┌──
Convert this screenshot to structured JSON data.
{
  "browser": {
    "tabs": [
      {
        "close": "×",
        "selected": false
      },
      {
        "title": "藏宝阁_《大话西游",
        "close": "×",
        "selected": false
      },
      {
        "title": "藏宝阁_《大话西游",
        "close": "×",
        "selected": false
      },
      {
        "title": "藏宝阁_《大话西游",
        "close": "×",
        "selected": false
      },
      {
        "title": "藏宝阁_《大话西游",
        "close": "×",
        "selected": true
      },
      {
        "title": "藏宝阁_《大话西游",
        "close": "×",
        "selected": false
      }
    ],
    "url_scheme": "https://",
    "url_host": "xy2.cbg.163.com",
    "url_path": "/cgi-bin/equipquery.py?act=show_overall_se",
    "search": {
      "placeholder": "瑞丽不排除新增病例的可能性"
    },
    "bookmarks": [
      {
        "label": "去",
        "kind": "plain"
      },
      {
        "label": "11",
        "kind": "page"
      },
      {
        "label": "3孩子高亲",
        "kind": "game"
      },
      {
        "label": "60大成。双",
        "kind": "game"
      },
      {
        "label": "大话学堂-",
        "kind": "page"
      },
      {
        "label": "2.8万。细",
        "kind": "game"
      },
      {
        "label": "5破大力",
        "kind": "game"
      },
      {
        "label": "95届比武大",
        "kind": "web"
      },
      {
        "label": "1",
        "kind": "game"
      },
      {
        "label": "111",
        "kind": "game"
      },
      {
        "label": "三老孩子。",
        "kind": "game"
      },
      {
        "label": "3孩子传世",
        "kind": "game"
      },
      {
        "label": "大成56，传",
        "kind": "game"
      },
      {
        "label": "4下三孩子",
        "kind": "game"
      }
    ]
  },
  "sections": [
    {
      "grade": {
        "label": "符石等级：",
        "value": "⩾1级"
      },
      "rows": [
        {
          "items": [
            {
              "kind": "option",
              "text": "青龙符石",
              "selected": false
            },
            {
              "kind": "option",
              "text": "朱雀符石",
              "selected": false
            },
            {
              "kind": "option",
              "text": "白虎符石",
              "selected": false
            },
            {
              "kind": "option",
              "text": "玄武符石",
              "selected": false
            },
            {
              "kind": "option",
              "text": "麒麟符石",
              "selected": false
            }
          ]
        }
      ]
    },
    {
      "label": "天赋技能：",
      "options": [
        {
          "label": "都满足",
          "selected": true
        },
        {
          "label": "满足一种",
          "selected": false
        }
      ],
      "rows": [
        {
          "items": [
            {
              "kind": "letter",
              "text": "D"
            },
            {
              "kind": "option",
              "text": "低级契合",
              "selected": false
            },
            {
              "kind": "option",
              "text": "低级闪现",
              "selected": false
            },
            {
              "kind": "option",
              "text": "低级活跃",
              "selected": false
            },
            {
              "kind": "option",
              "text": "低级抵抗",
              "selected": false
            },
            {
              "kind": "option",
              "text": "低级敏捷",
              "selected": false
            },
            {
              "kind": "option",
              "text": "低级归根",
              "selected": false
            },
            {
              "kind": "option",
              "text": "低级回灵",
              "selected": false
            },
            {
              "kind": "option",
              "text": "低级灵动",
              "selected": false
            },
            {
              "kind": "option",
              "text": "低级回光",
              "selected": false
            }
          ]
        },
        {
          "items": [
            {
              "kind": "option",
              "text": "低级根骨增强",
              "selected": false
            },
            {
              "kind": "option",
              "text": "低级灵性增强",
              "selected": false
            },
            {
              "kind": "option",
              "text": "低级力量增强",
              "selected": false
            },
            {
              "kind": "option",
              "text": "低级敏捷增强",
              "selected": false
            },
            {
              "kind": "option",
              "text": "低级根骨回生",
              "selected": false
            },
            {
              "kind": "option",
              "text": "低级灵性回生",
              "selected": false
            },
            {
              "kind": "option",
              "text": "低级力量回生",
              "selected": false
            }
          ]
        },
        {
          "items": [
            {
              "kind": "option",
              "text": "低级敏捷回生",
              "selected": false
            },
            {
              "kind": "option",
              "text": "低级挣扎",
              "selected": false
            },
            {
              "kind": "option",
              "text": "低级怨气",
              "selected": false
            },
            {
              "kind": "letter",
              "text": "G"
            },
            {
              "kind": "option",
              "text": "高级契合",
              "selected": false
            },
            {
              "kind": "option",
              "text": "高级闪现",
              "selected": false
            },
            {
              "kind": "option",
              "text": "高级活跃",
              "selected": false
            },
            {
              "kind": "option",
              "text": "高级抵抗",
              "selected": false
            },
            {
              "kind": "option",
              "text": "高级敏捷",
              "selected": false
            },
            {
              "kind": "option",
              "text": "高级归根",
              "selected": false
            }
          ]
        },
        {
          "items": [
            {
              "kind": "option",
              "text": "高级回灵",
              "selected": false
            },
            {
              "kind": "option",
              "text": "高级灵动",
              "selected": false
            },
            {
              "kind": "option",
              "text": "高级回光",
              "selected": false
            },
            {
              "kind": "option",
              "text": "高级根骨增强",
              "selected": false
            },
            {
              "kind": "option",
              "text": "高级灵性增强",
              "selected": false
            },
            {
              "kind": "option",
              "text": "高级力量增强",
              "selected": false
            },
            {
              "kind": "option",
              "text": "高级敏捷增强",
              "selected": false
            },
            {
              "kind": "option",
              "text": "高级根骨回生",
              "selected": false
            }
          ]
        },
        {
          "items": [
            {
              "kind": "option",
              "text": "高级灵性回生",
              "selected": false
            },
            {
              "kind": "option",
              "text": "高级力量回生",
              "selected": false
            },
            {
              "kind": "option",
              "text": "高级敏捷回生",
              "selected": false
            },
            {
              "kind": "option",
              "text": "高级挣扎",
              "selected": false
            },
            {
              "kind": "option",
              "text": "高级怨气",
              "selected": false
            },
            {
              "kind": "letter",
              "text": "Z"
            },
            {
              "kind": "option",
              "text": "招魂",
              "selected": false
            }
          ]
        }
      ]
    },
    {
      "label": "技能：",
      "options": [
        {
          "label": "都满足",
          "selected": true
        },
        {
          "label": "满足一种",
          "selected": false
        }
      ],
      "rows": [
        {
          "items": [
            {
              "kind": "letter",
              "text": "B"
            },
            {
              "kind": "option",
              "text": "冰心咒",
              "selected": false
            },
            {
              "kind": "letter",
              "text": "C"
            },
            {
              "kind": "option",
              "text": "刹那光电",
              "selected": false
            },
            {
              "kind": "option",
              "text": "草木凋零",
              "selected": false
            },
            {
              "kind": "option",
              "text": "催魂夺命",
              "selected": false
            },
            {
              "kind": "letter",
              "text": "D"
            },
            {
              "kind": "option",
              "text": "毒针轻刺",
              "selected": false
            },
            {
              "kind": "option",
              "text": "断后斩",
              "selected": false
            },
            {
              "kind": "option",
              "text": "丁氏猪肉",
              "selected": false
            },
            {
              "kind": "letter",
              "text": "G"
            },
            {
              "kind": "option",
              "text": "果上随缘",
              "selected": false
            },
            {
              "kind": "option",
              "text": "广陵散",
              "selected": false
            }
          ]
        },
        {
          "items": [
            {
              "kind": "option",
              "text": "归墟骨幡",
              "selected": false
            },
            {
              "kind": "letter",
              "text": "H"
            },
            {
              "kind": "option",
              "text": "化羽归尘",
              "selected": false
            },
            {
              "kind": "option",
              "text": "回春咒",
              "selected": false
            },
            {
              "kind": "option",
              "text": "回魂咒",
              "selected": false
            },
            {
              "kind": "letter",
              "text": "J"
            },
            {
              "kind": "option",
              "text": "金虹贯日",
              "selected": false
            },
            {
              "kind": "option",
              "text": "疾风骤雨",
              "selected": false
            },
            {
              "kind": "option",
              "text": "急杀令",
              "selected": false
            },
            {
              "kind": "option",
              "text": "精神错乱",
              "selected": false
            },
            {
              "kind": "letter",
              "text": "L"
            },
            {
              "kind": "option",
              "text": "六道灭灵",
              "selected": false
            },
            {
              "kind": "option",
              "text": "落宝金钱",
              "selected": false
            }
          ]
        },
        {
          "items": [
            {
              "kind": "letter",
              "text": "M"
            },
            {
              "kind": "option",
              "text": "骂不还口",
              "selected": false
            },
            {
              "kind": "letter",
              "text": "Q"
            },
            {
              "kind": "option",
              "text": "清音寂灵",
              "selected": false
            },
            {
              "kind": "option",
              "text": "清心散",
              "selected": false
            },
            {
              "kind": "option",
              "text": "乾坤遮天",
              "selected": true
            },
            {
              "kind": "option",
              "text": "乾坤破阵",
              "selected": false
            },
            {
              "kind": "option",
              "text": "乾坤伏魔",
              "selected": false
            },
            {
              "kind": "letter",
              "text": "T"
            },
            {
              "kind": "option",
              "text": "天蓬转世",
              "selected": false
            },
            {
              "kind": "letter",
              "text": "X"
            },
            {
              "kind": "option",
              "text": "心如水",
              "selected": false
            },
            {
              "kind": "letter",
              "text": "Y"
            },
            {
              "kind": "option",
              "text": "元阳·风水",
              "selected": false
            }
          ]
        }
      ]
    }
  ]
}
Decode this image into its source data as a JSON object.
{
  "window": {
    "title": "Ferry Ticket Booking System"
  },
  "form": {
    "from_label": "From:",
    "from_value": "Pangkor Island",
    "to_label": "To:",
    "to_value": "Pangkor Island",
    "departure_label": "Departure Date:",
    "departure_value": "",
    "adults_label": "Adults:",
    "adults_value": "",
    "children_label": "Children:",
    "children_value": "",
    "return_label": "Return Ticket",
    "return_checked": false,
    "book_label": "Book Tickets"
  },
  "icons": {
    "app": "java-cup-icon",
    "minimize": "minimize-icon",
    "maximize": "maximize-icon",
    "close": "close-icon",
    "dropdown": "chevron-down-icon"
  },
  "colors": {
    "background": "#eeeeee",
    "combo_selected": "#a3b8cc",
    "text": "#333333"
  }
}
└──
Show the lines of the material that contain the word "JSON".

Convert this screenshot to structured JSON data.
Decode this image into its source data as a JSON object.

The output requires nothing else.